*Tasks to carry out*
(A) According to the piece on the Wallace Collection's equestrian armour, how many full equestrian armours made before the sixteenth century still survive?
(B) Write the next part of the piece on the Wallace Collection's equestrian armour, picking up after its last sentence.
*** Opening of Extract provided ***
3 June 2021 – 24 June 2021
For the first time in over 100 years, our fifteenth-century Equestrian Armour was redisplayed, transforming Hertford House's central courtyard. Visitors were able see one the Collection’s exceptionally rare armours quite literally in a new light.
Taking pride of place in the heart of Hertford House, the armour for man and horse, was on show as part of a reimagining of the Wallace Collection’s central courtyard. This armour is a world-famous image of the medieval European knight. Over the last 150 years, it has inspired artists, served as a standard illustration in encyclopaedias and history books, and thrilled generations of visitors to Hertford House.
Only three full equestrian armours made before the sixteenth century survive in the world today, and this is the only one preserved complete, as originally made. It was meant to be seen in the open, in natural light, and for the first time in living memory, visitors were able to see it that way.
*** Close of Extract provided ***
*** Opening of Extracted entries ***
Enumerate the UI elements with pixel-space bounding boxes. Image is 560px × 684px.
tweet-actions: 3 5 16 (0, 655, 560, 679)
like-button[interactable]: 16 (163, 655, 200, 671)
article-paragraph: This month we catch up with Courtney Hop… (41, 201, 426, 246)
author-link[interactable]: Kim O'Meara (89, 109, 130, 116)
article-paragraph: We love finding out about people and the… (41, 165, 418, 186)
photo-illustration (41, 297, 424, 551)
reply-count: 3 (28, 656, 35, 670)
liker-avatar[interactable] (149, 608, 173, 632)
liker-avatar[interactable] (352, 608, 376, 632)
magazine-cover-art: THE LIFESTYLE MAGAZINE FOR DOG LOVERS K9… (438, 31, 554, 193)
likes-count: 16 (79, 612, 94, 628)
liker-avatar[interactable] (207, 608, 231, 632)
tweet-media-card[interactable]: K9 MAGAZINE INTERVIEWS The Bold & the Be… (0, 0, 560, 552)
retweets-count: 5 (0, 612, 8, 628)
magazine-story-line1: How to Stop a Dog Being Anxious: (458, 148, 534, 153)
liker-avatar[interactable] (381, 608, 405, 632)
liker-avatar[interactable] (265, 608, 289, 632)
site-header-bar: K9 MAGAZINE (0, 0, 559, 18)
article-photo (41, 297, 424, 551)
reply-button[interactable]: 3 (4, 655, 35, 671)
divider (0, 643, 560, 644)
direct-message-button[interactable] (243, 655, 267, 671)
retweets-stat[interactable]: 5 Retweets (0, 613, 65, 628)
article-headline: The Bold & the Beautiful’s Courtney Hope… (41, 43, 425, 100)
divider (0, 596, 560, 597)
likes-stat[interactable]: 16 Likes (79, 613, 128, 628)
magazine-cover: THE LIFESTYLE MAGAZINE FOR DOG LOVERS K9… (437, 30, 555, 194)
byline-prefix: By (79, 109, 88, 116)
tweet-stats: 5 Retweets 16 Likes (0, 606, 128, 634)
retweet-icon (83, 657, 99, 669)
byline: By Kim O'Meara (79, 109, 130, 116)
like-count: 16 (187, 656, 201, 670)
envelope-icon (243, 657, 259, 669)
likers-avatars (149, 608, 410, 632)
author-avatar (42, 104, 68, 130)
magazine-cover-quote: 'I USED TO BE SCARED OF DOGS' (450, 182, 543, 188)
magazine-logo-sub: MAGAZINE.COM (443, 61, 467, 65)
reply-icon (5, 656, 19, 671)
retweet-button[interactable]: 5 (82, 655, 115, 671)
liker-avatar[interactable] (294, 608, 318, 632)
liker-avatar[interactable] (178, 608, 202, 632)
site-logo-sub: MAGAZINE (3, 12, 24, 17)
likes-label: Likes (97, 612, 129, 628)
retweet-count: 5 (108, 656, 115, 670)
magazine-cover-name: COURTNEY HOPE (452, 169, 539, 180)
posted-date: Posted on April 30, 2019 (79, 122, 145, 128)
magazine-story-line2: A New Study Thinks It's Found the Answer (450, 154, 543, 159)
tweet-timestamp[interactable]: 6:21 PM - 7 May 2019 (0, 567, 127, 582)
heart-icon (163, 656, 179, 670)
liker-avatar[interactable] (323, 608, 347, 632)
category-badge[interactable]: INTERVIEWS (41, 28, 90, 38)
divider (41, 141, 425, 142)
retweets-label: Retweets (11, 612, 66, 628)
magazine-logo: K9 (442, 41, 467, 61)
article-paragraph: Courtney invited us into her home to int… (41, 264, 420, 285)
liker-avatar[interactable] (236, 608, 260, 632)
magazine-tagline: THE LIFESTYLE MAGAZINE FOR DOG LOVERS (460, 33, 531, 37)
*** Close of Extracted entries ***
*Answers to each task*
(A) Only three survive.

(B)
Until the nineteenth century, the equestrian armour was preserved in the ancestral home of the Freyberg family at Schloss Hohenaschau in Bavaria. Around 1850 the contents of this formidable mountain fortress were sold at auction, and in 1867, the armour was acquired by the Comte de Nieuwerkerke, who displayed it in his apartment at the Louvre in Paris.
There, it was studied by many artists, including the renowned architect and medievalist Eugene Viollet-le-Duc, who published it in his famous Dictionnaire raisonné du mobilier français de l'époque Carolingienne à la Renaissance (1858-70). In 1871 the armour was sold to Sir Richard Wallace, along with the rest of the Nieuwerkerke collection.